-- begin WORKING DATA --
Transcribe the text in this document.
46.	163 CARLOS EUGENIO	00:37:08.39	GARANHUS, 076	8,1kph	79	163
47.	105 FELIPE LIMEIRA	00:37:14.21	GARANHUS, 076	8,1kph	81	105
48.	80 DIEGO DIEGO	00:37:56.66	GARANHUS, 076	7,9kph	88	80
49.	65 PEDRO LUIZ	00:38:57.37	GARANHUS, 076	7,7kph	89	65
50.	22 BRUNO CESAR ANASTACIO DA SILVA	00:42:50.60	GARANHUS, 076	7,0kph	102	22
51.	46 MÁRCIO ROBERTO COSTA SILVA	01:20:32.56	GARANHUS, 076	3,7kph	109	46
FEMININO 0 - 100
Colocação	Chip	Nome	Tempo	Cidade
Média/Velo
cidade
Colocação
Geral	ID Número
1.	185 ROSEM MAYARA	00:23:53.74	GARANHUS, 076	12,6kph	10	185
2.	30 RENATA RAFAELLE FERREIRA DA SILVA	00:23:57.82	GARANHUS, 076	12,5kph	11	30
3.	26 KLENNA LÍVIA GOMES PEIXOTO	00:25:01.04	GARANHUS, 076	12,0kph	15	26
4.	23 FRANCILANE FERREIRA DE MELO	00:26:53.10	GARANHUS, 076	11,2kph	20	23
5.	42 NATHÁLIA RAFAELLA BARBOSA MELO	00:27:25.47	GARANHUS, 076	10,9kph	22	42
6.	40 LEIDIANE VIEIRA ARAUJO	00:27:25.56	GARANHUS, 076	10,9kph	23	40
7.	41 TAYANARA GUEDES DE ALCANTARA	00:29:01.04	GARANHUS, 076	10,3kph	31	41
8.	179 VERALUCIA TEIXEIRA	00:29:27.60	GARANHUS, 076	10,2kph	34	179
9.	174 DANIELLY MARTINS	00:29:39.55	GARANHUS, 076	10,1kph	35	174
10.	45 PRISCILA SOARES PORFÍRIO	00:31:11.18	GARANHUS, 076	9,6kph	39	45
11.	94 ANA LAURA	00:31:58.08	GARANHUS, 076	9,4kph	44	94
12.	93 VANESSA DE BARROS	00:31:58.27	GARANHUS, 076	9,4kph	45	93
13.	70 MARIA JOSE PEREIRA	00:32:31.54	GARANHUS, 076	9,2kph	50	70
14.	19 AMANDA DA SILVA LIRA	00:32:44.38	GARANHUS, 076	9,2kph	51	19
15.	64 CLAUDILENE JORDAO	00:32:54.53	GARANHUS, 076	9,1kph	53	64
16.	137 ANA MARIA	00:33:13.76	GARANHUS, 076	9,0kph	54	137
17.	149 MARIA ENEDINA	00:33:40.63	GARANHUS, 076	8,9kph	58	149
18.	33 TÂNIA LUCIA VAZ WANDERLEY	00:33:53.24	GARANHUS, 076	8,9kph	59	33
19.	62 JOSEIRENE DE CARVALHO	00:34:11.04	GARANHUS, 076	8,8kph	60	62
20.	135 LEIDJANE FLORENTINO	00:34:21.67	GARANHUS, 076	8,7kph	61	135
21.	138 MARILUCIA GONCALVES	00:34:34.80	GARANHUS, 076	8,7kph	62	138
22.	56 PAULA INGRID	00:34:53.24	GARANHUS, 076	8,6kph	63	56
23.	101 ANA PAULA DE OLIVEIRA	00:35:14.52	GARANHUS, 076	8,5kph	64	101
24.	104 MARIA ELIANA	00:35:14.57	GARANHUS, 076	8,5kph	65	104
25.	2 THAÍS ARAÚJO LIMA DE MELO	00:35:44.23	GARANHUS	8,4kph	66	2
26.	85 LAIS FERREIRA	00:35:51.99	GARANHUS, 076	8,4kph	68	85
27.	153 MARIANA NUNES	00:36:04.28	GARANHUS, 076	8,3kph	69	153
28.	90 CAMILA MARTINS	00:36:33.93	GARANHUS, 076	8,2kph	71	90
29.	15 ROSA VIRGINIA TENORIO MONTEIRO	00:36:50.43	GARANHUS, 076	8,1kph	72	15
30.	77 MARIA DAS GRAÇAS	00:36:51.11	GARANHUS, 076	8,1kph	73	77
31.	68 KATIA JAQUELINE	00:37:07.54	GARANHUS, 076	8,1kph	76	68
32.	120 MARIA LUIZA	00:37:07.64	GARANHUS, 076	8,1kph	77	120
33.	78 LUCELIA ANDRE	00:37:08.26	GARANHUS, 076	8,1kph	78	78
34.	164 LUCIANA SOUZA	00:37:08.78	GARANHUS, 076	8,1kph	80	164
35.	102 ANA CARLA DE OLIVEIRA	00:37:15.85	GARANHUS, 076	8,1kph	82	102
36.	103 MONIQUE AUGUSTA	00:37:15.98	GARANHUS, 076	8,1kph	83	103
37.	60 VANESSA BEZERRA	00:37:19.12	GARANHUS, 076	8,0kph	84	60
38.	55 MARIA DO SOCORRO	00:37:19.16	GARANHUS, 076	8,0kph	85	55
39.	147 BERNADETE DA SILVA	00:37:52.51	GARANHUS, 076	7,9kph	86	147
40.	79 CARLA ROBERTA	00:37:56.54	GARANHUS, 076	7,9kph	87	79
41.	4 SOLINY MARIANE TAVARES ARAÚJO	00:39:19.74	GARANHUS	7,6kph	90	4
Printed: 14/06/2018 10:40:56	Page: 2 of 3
-- end WORKING DATA --
Copy out the full listing exactly.

## EXERCISE RESPONSE
Transcribe the text in this document.
46.	163 CARLOS EUGENIO	00:37:08.39	GARANHUS, 076	8,1kph	79	163
47.	105 FELIPE LIMEIRA	00:37:14.21	GARANHUS, 076	8,1kph	81	105
48.	80 DIEGO DIEGO	00:37:56.66	GARANHUS, 076	7,9kph	88	80
49.	65 PEDRO LUIZ	00:38:57.37	GARANHUS, 076	7,7kph	89	65
50.	22 BRUNO CESAR ANASTACIO DA SILVA	00:42:50.60	GARANHUS, 076	7,0kph	102	22
51.	46 MÁRCIO ROBERTO COSTA SILVA	01:20:32.56	GARANHUS, 076	3,7kph	109	46
FEMININO 0 - 100
Colocação	Chip	Nome	Tempo	Cidade
Média/Velo
cidade
Colocação
Geral	ID Número
1.	185 ROSEM MAYARA	00:23:53.74	GARANHUS, 076	12,6kph	10	185
2.	30 RENATA RAFAELLE FERREIRA DA SILVA	00:23:57.82	GARANHUS, 076	12,5kph	11	30
3.	26 KLENNA LÍVIA GOMES PEIXOTO	00:25:01.04	GARANHUS, 076	12,0kph	15	26
4.	23 FRANCILANE FERREIRA DE MELO	00:26:53.10	GARANHUS, 076	11,2kph	20	23
5.	42 NATHÁLIA RAFAELLA BARBOSA MELO	00:27:25.47	GARANHUS, 076	10,9kph	22	42
6.	40 LEIDIANE VIEIRA ARAUJO	00:27:25.56	GARANHUS, 076	10,9kph	23	40
7.	41 TAYANARA GUEDES DE ALCANTARA	00:29:01.04	GARANHUS, 076	10,3kph	31	41
8.	179 VERALUCIA TEIXEIRA	00:29:27.60	GARANHUS, 076	10,2kph	34	179
9.	174 DANIELLY MARTINS	00:29:39.55	GARANHUS, 076	10,1kph	35	174
10.	45 PRISCILA SOARES PORFÍRIO	00:31:11.18	GARANHUS, 076	9,6kph	39	45
11.	94 ANA LAURA	00:31:58.08	GARANHUS, 076	9,4kph	44	94
12.	93 VANESSA DE BARROS	00:31:58.27	GARANHUS, 076	9,4kph	45	93
13.	70 MARIA JOSE PEREIRA	00:32:31.54	GARANHUS, 076	9,2kph	50	70
14.	19 AMANDA DA SILVA LIRA	00:32:44.38	GARANHUS, 076	9,2kph	51	19
15.	64 CLAUDILENE JORDAO	00:32:54.53	GARANHUS, 076	9,1kph	53	64
16.	137 ANA MARIA	00:33:13.76	GARANHUS, 076	9,0kph	54	137
17.	149 MARIA ENEDINA	00:33:40.63	GARANHUS, 076	8,9kph	58	149
18.	33 TÂNIA LUCIA VAZ WANDERLEY	00:33:53.24	GARANHUS, 076	8,9kph	59	33
19.	62 JOSEIRENE DE CARVALHO	00:34:11.04	GARANHUS, 076	8,8kph	60	62
20.	135 LEIDJANE FLORENTINO	00:34:21.67	GARANHUS, 076	8,7kph	61	135
21.	138 MARILUCIA GONCALVES	00:34:34.80	GARANHUS, 076	8,7kph	62	138
22.	56 PAULA INGRID	00:34:53.24	GARANHUS, 076	8,6kph	63	56
23.	101 ANA PAULA DE OLIVEIRA	00:35:14.52	GARANHUS, 076	8,5kph	64	101
24.	104 MARIA ELIANA	00:35:14.57	GARANHUS, 076	8,5kph	65	104
25.	2 THAÍS ARAÚJO LIMA DE MELO	00:35:44.23	GARANHUS	8,4kph	66	2
26.	85 LAIS FERREIRA	00:35:51.99	GARANHUS, 076	8,4kph	68	85
27.	153 MARIANA NUNES	00:36:04.28	GARANHUS, 076	8,3kph	69	153
28.	90 CAMILA MARTINS	00:36:33.93	GARANHUS, 076	8,2kph	71	90
29.	15 ROSA VIRGINIA TENORIO MONTEIRO	00:36:50.43	GARANHUS, 076	8,1kph	72	15
30.	77 MARIA DAS GRAÇAS	00:36:51.11	GARANHUS, 076	8,1kph	73	77
31.	68 KATIA JAQUELINE	00:37:07.54	GARANHUS, 076	8,1kph	76	68
32.	120 MARIA LUIZA	00:37:07.64	GARANHUS, 076	8,1kph	77	120
33.	78 LUCELIA ANDRE	00:37:08.26	GARANHUS, 076	8,1kph	78	78
34.	164 LUCIANA SOUZA	00:37:08.78	GARANHUS, 076	8,1kph	80	164
35.	102 ANA CARLA DE OLIVEIRA	00:37:15.85	GARANHUS, 076	8,1kph	82	102
36.	103 MONIQUE AUGUSTA	00:37:15.98	GARANHUS, 076	8,1kph	83	103
37.	60 VANESSA BEZERRA	00:37:19.12	GARANHUS, 076	8,0kph	84	60
38.	55 MARIA DO SOCORRO	00:37:19.16	GARANHUS, 076	8,0kph	85	55
39.	147 BERNADETE DA SILVA	00:37:52.51	GARANHUS, 076	7,9kph	86	147
40.	79 CARLA ROBERTA	00:37:56.54	GARANHUS, 076	7,9kph	87	79
41.	4 SOLINY MARIANE TAVARES ARAÚJO	00:39:19.74	GARANHUS	7,6kph	90	4
Printed: 14/06/2018 10:40:56	Page: 2 of 3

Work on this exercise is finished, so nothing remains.